● **INSTRUCTIONS FOR THE TASK**
Drop the pictures from the entries below, then reproduce the rest exactly.

● **MATERIAL TO PROCESS**
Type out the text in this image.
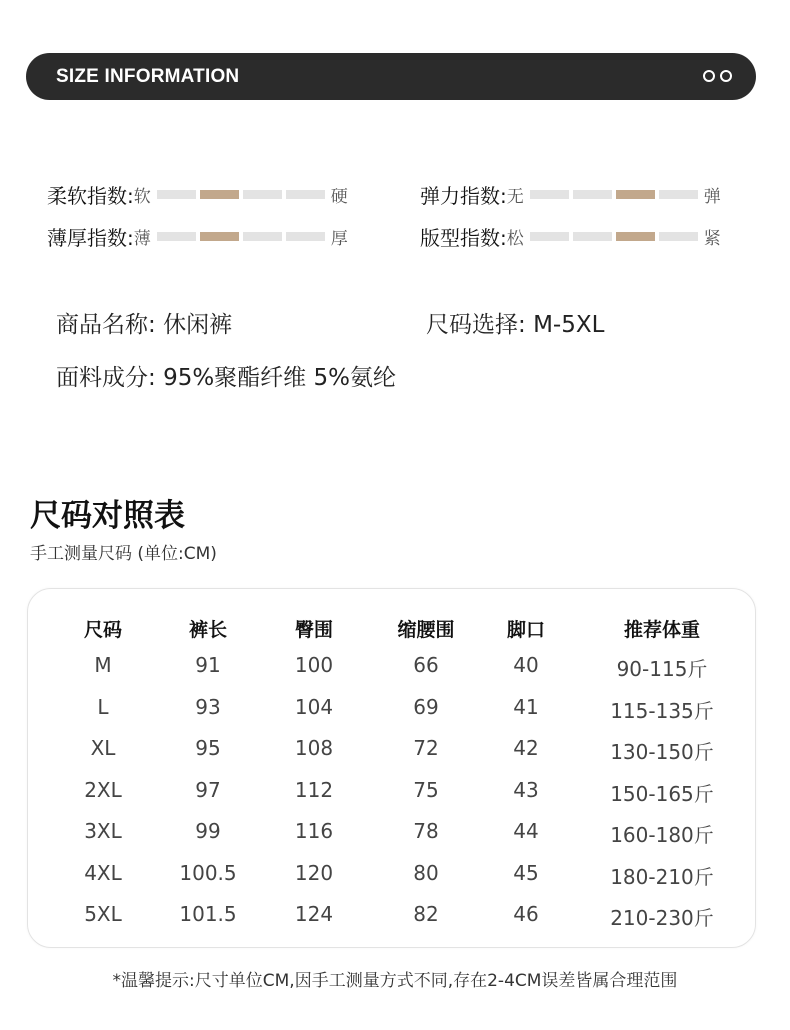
SIZE INFORMATION
柔软指数: 软	硬	弹力指数: 无	弹
薄厚指数: 薄	厚	版型指数: 松	紧
商品名称: 休闲裤	尺码选择: M-5XL
面料成分: 95%聚酯纤维 5%氨纶
尺码对照表
手工测量尺码 (单位:CM)
尺码	裤长	臀围	缩腰围	脚口	推荐体重
M	91	100	66	40	90-115斤
L	93	104	69	41	115-135斤
XL	95	108	72	42	130-150斤
2XL	97	112	75	43	150-165斤
3XL	99	116	78	44	160-180斤
4XL	100.5	120	80	45	180-210斤
5XL	101.5	124	82	46	210-230斤
*温馨提示:尺寸单位CM,因手工测量方式不同,存在2-4CM误差皆属合理范围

● **WRITTEN RESPONSE**
Type out the text in this image.
SIZE INFORMATION
柔软指数: 软	硬	弹力指数: 无	弹
薄厚指数: 薄	厚	版型指数: 松	紧
商品名称: 休闲裤	尺码选择: M-5XL
面料成分: 95%聚酯纤维 5%氨纶
尺码对照表
手工测量尺码 (单位:CM)
尺码	裤长	臀围	缩腰围	脚口	推荐体重
M	91	100	66	40	90-115斤
L	93	104	69	41	115-135斤
XL	95	108	72	42	130-150斤
2XL	97	112	75	43	150-165斤
3XL	99	116	78	44	160-180斤
4XL	100.5	120	80	45	180-210斤
5XL	101.5	124	82	46	210-230斤
*温馨提示:尺寸单位CM,因手工测量方式不同,存在2-4CM误差皆属合理范围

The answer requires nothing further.